> [Work to do] Every line of the material below should be repeated exactly.

> [Material]
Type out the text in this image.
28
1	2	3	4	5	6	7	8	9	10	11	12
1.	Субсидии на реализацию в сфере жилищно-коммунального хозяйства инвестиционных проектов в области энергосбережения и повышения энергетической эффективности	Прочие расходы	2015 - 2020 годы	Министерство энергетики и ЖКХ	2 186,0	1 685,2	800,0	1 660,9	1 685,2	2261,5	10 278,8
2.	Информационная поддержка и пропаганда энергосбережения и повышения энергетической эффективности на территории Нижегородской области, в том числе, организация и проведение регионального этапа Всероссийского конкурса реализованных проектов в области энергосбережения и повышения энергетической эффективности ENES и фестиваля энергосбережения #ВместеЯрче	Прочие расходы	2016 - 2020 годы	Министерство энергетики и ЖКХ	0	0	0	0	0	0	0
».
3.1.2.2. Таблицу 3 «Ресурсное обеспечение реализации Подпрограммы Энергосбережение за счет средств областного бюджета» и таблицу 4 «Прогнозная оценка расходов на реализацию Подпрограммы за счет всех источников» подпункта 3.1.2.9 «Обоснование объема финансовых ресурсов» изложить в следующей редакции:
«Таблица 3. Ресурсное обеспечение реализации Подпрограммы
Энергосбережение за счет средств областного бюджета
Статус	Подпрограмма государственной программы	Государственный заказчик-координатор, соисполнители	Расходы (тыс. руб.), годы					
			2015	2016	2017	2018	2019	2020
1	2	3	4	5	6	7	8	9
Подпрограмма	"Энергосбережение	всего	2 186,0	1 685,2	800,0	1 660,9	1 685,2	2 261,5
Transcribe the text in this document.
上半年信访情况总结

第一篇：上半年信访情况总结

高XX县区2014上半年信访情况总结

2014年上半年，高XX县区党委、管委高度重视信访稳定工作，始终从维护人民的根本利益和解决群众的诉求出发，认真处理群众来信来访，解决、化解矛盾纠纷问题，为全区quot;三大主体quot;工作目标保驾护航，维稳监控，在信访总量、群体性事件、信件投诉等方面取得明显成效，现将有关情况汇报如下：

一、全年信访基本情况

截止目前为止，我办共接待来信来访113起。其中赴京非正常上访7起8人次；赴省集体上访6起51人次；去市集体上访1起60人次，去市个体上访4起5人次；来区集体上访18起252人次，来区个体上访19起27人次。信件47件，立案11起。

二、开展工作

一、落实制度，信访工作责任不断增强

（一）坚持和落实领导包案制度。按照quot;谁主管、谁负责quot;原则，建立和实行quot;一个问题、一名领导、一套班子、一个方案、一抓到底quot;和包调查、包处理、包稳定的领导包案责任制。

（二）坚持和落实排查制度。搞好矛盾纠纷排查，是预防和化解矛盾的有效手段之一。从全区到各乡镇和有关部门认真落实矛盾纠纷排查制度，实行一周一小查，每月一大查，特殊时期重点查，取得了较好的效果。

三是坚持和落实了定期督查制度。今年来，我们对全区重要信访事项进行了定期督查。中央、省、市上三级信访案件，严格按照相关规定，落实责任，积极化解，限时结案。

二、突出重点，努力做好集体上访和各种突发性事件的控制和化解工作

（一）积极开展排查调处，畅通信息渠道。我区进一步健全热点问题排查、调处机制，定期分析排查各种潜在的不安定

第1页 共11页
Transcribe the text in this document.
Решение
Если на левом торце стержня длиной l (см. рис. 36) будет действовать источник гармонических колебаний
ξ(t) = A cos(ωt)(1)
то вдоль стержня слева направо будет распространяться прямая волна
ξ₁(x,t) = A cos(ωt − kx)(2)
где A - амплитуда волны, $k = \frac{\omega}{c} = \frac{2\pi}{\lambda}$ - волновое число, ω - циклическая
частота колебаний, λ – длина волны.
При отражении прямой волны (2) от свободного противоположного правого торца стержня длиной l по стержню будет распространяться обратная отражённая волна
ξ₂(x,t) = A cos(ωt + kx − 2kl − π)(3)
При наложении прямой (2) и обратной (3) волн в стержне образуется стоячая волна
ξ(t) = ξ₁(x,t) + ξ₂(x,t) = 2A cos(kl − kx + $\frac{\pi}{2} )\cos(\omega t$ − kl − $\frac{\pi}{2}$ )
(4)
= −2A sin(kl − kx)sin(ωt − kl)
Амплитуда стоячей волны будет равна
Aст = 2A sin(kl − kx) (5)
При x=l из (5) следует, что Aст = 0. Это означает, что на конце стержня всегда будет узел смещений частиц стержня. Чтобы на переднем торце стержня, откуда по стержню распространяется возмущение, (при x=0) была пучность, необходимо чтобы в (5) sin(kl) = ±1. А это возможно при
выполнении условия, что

> [Full answer]
Type out the text in this image.
28
1	2	3	4	5	6	7	8	9	10	11	12
1.	Субсидии на реализацию в сфере жилищно-коммунального хозяйства инвестиционных проектов в области энергосбережения и повышения энергетической эффективности	Прочие расходы	2015 - 2020 годы	Министерство энергетики и ЖКХ	2 186,0	1 685,2	800,0	1 660,9	1 685,2	2261,5	10 278,8
2.	Информационная поддержка и пропаганда энергосбережения и повышения энергетической эффективности на территории Нижегородской области, в том числе, организация и проведение регионального этапа Всероссийского конкурса реализованных проектов в области энергосбережения и повышения энергетической эффективности ENES и фестиваля энергосбережения #ВместеЯрче	Прочие расходы	2016 - 2020 годы	Министерство энергетики и ЖКХ	0	0	0	0	0	0	0
».
3.1.2.2. Таблицу 3 «Ресурсное обеспечение реализации Подпрограммы Энергосбережение за счет средств областного бюджета» и таблицу 4 «Прогнозная оценка расходов на реализацию Подпрограммы за счет всех источников» подпункта 3.1.2.9 «Обоснование объема финансовых ресурсов» изложить в следующей редакции:
«Таблица 3. Ресурсное обеспечение реализации Подпрограммы
Энергосбережение за счет средств областного бюджета
Статус	Подпрограмма государственной программы	Государственный заказчик-координатор, соисполнители	Расходы (тыс. руб.), годы					
			2015	2016	2017	2018	2019	2020
1	2	3	4	5	6	7	8	9
Подпрограмма	"Энергосбережение	всего	2 186,0	1 685,2	800,0	1 660,9	1 685,2	2 261,5
Transcribe the text in this document.
上半年信访情况总结

第一篇：上半年信访情况总结

高XX县区2014上半年信访情况总结

2014年上半年，高XX县区党委、管委高度重视信访稳定工作，始终从维护人民的根本利益和解决群众的诉求出发，认真处理群众来信来访，解决、化解矛盾纠纷问题，为全区quot;三大主体quot;工作目标保驾护航，维稳监控，在信访总量、群体性事件、信件投诉等方面取得明显成效，现将有关情况汇报如下：

一、全年信访基本情况

截止目前为止，我办共接待来信来访113起。其中赴京非正常上访7起8人次；赴省集体上访6起51人次；去市集体上访1起60人次，去市个体上访4起5人次；来区集体上访18起252人次，来区个体上访19起27人次。信件47件，立案11起。

二、开展工作

一、落实制度，信访工作责任不断增强

（一）坚持和落实领导包案制度。按照quot;谁主管、谁负责quot;原则，建立和实行quot;一个问题、一名领导、一套班子、一个方案、一抓到底quot;和包调查、包处理、包稳定的领导包案责任制。

（二）坚持和落实排查制度。搞好矛盾纠纷排查，是预防和化解矛盾的有效手段之一。从全区到各乡镇和有关部门认真落实矛盾纠纷排查制度，实行一周一小查，每月一大查，特殊时期重点查，取得了较好的效果。

三是坚持和落实了定期督查制度。今年来，我们对全区重要信访事项进行了定期督查。中央、省、市上三级信访案件，严格按照相关规定，落实责任，积极化解，限时结案。

二、突出重点，努力做好集体上访和各种突发性事件的控制和化解工作

（一）积极开展排查调处，畅通信息渠道。我区进一步健全热点问题排查、调处机制，定期分析排查各种潜在的不安定

第1页 共11页
Transcribe the text in this document.
Решение
Если на левом торце стержня длиной l (см. рис. 36) будет действовать источник гармонических колебаний
ξ(t) = A cos(ωt)(1)
то вдоль стержня слева направо будет распространяться прямая волна
ξ₁(x,t) = A cos(ωt − kx)(2)
где A - амплитуда волны, $k = \frac{\omega}{c} = \frac{2\pi}{\lambda}$ - волновое число, ω - циклическая
частота колебаний, λ – длина волны.
При отражении прямой волны (2) от свободного противоположного правого торца стержня длиной l по стержню будет распространяться обратная отражённая волна
ξ₂(x,t) = A cos(ωt + kx − 2kl − π)(3)
При наложении прямой (2) и обратной (3) волн в стержне образуется стоячая волна
ξ(t) = ξ₁(x,t) + ξ₂(x,t) = 2A cos(kl − kx + $\frac{\pi}{2} )\cos(\omega t$ − kl − $\frac{\pi}{2}$ )
(4)
= −2A sin(kl − kx)sin(ωt − kl)
Амплитуда стоячей волны будет равна
Aст = 2A sin(kl − kx) (5)
При x=l из (5) следует, что Aст = 0. Это означает, что на конце стержня всегда будет узел смещений частиц стержня. Чтобы на переднем торце стержня, откуда по стержню распространяется возмущение, (при x=0) была пучность, необходимо чтобы в (5) sin(kl) = ±1. А это возможно при
выполнении условия, что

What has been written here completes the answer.